(Task description):
Which lines hold the word "Phường"? Copy each of them from the material.

(Data provided):
****************
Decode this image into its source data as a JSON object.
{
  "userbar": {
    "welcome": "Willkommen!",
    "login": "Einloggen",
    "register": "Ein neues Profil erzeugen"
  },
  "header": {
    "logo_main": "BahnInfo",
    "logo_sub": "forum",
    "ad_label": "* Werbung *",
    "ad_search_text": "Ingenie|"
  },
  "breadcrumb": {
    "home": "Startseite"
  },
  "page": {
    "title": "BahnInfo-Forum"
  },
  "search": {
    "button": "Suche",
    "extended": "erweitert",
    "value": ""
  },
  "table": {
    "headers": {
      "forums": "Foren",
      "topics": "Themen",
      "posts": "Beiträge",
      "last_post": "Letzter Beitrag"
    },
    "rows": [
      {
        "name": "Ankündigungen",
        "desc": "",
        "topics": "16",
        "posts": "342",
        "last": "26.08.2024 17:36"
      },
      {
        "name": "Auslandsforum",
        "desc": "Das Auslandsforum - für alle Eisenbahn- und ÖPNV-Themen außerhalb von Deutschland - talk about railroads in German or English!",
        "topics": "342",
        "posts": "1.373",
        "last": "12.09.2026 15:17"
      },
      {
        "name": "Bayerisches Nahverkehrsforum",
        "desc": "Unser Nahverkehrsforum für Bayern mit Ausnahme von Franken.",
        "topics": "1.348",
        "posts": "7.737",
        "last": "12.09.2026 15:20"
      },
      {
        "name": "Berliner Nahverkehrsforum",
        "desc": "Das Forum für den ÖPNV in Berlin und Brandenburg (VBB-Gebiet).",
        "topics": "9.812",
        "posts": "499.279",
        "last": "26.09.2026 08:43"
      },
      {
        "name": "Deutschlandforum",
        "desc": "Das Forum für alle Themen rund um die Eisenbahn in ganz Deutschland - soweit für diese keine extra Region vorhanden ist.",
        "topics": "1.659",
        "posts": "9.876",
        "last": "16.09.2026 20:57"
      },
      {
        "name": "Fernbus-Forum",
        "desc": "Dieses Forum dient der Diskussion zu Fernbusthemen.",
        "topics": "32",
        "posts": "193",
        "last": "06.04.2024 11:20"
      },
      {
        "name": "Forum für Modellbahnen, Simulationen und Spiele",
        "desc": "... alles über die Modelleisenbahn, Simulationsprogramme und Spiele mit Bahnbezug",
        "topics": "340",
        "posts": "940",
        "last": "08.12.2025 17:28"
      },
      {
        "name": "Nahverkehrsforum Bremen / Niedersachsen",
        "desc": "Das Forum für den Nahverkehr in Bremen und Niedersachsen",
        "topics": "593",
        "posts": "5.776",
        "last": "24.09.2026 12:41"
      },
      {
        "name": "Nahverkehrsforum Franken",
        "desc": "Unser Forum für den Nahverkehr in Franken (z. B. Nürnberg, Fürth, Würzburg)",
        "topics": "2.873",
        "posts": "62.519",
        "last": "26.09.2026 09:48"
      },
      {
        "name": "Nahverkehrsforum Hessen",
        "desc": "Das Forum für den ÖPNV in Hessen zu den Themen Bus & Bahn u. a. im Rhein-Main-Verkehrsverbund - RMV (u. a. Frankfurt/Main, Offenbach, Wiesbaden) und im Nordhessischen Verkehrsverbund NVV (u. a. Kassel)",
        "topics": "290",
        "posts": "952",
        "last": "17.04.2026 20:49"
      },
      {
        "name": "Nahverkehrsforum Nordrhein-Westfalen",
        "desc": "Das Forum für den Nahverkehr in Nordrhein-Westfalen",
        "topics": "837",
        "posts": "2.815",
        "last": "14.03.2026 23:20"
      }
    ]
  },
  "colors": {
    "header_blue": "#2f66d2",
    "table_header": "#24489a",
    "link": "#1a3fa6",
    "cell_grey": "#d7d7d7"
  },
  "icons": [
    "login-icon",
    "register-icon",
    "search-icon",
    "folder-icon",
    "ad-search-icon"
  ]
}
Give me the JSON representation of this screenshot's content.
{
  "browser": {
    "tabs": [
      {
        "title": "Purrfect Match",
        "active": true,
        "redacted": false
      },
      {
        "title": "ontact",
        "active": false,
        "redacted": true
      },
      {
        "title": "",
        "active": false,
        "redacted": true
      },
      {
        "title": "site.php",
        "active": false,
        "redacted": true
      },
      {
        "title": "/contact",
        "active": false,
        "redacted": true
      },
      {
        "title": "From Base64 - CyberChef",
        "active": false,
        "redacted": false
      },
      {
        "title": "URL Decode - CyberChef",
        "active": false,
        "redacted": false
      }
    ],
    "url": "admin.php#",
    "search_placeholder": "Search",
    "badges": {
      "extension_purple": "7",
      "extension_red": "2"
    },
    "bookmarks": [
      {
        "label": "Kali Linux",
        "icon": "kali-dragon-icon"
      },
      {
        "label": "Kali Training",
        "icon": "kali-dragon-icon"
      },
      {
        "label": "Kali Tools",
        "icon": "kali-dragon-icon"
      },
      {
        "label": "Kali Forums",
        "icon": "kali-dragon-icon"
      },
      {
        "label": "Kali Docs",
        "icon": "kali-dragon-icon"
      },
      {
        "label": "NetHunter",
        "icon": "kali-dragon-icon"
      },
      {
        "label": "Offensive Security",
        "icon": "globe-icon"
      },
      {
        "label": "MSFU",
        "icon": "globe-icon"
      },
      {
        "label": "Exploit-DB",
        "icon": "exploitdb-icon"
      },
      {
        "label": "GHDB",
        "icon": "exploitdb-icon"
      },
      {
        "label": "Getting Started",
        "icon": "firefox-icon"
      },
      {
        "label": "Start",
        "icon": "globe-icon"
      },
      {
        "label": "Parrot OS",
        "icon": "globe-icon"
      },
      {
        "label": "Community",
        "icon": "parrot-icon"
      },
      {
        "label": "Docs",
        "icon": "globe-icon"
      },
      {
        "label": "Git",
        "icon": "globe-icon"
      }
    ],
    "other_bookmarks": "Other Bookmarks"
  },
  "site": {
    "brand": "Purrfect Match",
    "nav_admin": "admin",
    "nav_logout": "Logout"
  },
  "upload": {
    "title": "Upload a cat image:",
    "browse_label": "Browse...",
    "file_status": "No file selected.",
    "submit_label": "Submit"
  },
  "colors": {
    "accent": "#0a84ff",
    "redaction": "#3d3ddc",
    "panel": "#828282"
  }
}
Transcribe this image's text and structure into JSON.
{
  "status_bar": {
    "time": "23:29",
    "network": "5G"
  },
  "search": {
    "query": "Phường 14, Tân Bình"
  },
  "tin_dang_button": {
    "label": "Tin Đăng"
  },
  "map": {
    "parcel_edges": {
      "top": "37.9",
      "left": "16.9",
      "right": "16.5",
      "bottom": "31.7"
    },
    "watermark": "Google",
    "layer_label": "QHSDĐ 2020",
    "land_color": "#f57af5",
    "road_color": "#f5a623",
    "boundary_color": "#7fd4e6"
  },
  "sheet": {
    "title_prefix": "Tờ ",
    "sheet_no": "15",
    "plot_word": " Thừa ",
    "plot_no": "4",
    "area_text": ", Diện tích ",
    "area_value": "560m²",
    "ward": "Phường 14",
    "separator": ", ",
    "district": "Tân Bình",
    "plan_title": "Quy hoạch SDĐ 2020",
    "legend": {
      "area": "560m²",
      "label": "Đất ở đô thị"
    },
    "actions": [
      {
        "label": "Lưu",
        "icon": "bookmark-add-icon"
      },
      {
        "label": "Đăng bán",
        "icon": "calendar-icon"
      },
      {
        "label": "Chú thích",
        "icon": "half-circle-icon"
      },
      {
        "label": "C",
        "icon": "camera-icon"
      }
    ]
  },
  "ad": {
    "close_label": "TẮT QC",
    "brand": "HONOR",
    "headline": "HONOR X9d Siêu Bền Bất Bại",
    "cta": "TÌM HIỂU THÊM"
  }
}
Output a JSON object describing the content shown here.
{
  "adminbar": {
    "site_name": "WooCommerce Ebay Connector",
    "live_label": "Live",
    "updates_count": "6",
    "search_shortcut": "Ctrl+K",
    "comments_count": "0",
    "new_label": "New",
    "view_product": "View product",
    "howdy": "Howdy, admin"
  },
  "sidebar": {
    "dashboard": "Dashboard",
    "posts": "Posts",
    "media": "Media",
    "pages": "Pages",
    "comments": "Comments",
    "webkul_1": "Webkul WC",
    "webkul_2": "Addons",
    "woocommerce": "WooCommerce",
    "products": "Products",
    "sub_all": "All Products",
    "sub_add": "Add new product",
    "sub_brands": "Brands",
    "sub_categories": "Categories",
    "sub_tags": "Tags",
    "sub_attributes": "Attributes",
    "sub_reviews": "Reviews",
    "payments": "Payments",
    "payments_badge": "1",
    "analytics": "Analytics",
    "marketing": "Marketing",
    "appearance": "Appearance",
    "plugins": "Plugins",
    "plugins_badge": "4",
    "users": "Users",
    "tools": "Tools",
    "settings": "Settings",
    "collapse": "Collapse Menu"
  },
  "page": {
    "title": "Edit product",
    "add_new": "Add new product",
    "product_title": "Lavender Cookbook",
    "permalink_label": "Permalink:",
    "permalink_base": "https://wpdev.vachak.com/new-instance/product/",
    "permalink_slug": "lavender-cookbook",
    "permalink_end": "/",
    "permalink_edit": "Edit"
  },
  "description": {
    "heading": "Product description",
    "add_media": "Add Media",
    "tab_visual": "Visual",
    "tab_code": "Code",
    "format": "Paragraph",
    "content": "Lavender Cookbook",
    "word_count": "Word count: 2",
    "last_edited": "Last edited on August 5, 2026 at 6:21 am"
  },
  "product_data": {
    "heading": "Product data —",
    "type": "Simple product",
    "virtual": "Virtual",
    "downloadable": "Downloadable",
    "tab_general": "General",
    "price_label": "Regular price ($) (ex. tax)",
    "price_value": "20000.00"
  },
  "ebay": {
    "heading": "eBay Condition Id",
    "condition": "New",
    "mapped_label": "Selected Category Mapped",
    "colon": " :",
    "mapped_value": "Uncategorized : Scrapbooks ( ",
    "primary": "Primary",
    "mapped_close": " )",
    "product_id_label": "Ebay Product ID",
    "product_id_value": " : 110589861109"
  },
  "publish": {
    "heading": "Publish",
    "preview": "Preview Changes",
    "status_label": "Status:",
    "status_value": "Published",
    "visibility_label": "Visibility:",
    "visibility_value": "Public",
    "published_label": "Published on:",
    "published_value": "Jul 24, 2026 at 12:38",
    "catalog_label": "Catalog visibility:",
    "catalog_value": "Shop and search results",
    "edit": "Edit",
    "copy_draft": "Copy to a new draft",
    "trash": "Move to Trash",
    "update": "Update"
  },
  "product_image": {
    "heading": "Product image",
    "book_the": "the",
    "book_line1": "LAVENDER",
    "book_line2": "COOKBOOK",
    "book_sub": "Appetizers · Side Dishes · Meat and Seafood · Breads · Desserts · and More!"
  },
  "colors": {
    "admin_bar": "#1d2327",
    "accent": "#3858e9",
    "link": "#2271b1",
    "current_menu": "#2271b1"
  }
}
****************
(Task answer):
    "query": "Phường 14, Tân Bình"
    "ward": "Phường 14",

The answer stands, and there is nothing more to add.